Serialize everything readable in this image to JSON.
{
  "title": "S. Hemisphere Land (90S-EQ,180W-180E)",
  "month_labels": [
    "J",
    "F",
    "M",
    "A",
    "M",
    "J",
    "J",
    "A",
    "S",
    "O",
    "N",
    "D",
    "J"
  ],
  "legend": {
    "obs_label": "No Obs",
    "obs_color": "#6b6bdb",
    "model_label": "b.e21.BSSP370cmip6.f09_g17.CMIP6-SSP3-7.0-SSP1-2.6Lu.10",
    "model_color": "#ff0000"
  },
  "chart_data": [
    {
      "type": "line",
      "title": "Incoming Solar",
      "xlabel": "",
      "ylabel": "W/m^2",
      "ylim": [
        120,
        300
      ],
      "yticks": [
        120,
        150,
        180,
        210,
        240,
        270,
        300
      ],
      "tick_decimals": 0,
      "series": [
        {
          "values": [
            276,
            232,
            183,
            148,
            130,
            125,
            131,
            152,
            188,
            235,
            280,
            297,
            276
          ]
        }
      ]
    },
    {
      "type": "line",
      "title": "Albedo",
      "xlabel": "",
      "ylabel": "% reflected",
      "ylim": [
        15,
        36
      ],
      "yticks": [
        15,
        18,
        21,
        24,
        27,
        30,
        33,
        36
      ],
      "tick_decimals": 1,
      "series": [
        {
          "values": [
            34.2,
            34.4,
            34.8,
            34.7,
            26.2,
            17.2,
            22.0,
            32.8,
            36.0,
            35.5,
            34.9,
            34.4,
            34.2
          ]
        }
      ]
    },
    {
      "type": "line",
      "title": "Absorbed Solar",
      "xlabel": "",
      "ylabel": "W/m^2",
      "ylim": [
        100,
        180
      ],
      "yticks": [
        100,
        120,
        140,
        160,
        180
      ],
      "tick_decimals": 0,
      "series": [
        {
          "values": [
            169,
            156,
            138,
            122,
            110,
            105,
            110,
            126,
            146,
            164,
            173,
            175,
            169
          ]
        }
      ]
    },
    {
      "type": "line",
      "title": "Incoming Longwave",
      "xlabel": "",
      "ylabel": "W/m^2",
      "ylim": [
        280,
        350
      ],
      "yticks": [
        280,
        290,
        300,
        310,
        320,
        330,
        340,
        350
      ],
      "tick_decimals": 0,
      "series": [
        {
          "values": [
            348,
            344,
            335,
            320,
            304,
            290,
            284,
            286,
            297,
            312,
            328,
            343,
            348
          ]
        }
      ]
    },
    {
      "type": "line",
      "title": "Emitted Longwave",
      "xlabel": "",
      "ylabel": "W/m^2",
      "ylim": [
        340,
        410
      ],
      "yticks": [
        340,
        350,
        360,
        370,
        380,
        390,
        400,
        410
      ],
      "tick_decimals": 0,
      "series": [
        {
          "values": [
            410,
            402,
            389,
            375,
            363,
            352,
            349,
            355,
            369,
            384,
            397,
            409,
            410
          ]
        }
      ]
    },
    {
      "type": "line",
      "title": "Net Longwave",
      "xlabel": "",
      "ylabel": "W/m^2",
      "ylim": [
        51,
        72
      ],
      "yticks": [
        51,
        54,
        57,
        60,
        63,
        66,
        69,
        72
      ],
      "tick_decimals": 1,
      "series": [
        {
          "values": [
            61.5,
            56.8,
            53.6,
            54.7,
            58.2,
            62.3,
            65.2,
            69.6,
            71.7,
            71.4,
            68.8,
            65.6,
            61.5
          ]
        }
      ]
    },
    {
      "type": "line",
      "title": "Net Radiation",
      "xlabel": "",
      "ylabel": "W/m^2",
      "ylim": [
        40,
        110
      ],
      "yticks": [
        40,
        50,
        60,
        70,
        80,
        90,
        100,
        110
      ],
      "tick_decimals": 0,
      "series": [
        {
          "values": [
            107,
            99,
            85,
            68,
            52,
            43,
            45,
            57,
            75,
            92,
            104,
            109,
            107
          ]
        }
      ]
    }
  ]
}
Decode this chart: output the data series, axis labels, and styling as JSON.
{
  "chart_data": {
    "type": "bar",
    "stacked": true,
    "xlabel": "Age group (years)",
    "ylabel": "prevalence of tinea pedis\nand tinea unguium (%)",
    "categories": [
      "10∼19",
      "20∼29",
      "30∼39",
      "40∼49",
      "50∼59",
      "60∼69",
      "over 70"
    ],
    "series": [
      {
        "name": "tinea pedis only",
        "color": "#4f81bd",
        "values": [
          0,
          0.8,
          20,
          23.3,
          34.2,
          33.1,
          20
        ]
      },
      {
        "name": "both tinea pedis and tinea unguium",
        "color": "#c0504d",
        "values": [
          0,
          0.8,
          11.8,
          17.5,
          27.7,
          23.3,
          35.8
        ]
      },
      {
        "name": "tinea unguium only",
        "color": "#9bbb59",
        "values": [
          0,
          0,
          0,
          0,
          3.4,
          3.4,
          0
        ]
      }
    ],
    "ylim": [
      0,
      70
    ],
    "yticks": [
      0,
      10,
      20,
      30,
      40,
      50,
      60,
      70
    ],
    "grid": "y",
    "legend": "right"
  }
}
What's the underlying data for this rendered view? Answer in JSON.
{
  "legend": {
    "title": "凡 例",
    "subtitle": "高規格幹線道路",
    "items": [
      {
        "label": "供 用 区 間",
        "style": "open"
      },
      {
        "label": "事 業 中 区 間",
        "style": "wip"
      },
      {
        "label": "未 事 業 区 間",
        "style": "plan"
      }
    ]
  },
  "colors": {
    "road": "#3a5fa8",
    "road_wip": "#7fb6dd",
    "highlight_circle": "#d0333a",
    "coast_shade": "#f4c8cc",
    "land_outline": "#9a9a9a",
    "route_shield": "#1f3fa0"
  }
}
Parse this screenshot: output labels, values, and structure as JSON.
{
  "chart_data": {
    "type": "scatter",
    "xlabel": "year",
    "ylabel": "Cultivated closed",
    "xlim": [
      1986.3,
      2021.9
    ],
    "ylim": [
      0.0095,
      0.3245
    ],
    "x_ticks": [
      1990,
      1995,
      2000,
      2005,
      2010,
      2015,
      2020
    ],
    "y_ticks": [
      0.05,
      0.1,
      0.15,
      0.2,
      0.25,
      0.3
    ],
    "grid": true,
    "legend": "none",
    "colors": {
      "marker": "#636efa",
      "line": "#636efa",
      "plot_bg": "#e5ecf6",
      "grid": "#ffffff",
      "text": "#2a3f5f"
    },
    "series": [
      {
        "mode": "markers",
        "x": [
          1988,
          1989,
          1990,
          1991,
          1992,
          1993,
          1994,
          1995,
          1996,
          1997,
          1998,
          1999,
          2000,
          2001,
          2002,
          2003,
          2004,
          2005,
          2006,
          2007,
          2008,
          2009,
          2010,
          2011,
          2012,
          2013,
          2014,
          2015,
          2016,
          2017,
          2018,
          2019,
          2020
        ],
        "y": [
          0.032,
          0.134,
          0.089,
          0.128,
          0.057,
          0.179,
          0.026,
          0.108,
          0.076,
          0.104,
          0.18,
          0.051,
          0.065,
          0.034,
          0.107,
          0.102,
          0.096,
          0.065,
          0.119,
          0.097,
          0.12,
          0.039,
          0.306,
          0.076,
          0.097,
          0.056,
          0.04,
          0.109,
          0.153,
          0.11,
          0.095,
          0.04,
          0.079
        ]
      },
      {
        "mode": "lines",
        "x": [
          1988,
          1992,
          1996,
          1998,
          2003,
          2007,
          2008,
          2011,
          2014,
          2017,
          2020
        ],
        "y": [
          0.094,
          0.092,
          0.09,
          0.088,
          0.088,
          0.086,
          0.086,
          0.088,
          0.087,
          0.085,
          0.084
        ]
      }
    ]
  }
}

----------

▶ [Work to complete]: Show all lines from the records above where the word "Longwave" occurs.

▶ [Result of the task]:
      "title": "Incoming Longwave",
      "title": "Emitted Longwave",
      "title": "Net Longwave",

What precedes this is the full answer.